◆ Aim of the task ◆
Report how many lines hold the word "this"; give nothing but the number.

◆ Material for the task ◆
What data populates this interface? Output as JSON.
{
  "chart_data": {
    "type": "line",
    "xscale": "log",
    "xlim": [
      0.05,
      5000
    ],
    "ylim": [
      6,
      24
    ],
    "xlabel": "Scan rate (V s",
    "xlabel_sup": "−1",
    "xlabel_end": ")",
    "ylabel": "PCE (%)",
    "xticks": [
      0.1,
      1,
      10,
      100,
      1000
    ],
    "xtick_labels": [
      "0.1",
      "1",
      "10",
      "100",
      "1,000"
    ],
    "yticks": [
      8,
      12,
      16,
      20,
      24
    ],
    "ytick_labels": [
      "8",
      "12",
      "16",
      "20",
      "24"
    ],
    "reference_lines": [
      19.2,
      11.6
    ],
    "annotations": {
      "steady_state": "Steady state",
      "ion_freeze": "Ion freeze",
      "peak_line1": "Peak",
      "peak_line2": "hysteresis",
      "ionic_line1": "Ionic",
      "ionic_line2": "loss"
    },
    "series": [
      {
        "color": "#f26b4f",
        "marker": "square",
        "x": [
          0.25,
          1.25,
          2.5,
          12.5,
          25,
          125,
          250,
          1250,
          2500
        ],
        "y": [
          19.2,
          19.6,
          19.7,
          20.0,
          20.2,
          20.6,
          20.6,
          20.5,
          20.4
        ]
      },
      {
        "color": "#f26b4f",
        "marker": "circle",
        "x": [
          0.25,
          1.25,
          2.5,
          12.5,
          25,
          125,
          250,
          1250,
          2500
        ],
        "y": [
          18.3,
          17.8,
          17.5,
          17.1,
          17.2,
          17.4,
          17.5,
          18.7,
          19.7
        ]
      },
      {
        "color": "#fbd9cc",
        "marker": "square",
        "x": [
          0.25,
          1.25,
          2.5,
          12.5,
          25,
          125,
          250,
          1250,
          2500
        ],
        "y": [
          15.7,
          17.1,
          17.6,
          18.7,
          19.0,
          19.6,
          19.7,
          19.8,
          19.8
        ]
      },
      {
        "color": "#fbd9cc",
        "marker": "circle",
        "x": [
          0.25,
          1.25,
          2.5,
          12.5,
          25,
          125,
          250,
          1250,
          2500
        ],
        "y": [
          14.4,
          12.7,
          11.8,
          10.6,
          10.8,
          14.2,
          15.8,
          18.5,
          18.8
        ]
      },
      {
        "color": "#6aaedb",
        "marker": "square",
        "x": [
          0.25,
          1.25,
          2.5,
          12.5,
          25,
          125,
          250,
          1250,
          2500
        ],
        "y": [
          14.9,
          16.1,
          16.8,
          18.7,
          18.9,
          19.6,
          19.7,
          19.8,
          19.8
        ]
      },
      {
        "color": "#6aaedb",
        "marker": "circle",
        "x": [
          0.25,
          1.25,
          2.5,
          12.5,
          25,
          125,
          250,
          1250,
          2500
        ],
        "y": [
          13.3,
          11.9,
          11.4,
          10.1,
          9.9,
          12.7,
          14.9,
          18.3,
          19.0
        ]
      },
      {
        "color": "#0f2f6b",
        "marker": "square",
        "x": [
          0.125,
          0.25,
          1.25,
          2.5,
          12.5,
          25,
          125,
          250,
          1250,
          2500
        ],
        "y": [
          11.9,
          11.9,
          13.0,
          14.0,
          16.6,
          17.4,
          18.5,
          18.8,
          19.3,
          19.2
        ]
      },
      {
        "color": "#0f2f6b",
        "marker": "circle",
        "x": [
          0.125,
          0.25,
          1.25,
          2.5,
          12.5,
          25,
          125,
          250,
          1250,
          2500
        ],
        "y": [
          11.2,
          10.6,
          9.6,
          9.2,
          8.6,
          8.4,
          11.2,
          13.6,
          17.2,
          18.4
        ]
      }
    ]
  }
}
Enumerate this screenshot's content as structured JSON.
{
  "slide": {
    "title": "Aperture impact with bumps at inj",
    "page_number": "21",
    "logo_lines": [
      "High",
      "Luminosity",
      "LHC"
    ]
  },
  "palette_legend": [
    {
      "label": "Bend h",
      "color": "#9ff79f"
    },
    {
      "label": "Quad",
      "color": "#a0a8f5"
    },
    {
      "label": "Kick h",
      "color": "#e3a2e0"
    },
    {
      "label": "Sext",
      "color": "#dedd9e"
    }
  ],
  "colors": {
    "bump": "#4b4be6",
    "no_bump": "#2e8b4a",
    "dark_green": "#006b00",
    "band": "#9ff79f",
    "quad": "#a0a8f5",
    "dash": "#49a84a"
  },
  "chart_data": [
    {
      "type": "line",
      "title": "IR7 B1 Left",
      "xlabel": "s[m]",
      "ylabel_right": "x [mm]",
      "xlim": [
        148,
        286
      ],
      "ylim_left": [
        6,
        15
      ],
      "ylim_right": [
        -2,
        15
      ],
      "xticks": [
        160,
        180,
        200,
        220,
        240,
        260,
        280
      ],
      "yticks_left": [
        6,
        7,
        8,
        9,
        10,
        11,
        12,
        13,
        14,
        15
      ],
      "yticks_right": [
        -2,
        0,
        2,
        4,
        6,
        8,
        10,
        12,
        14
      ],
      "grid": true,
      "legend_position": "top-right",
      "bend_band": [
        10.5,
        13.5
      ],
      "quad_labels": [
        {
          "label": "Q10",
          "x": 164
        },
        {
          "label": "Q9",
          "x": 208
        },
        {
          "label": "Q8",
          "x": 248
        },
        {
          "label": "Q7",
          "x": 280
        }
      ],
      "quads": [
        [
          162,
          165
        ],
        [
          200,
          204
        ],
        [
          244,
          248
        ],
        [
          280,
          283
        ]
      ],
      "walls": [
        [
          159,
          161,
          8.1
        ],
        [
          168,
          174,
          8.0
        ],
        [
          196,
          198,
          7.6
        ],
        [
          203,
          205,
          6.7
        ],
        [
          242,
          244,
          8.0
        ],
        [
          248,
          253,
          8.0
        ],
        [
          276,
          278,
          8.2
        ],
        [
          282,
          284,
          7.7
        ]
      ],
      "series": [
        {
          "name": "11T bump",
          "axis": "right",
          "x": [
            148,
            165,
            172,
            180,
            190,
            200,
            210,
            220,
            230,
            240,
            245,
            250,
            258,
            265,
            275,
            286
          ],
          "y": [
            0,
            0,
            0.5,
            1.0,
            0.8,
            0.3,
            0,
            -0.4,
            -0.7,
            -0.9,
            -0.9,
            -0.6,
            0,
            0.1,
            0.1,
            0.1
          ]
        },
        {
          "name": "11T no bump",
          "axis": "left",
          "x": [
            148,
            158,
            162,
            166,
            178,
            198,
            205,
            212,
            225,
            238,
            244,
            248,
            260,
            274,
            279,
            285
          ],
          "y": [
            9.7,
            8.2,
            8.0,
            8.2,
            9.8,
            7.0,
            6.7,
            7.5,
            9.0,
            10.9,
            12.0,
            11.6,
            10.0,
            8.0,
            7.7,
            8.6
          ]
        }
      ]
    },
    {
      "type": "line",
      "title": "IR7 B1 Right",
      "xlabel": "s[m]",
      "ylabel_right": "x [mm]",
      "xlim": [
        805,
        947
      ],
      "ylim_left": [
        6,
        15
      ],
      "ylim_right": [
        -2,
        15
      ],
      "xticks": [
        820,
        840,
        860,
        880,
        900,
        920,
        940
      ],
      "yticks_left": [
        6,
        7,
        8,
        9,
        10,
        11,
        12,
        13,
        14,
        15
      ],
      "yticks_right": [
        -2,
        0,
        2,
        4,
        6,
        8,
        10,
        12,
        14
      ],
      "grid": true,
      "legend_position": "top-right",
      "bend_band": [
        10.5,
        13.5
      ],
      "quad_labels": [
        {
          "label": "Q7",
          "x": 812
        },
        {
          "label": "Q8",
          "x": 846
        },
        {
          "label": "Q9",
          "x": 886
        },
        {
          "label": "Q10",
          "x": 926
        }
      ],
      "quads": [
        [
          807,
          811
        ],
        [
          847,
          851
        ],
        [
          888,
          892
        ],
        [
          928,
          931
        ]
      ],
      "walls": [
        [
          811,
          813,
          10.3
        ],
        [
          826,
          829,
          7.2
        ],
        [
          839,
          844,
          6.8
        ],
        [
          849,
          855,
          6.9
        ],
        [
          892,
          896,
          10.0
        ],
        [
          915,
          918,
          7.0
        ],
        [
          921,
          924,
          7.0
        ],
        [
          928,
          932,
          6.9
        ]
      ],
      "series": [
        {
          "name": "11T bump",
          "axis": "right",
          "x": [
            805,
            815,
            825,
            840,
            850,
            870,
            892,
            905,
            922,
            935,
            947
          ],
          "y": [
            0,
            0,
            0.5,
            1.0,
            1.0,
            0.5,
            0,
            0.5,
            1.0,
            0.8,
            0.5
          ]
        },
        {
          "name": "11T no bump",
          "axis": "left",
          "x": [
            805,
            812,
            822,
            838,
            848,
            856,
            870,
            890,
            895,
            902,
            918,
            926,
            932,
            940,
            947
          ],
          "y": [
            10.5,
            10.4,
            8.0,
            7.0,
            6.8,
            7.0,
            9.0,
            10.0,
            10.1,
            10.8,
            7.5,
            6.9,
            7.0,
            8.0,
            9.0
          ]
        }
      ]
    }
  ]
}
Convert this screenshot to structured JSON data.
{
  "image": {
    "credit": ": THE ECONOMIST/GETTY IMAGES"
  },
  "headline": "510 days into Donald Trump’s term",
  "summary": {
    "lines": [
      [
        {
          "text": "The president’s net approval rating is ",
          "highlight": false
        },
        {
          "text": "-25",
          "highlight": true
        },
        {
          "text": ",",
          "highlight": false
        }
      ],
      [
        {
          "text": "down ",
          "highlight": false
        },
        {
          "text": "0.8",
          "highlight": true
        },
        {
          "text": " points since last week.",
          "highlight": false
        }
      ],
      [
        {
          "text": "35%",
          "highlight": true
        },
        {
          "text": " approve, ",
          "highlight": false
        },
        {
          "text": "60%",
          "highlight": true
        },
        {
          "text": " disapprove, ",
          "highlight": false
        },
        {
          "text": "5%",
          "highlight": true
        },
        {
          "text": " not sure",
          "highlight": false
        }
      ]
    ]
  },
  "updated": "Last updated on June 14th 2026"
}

◆ Result ◆
3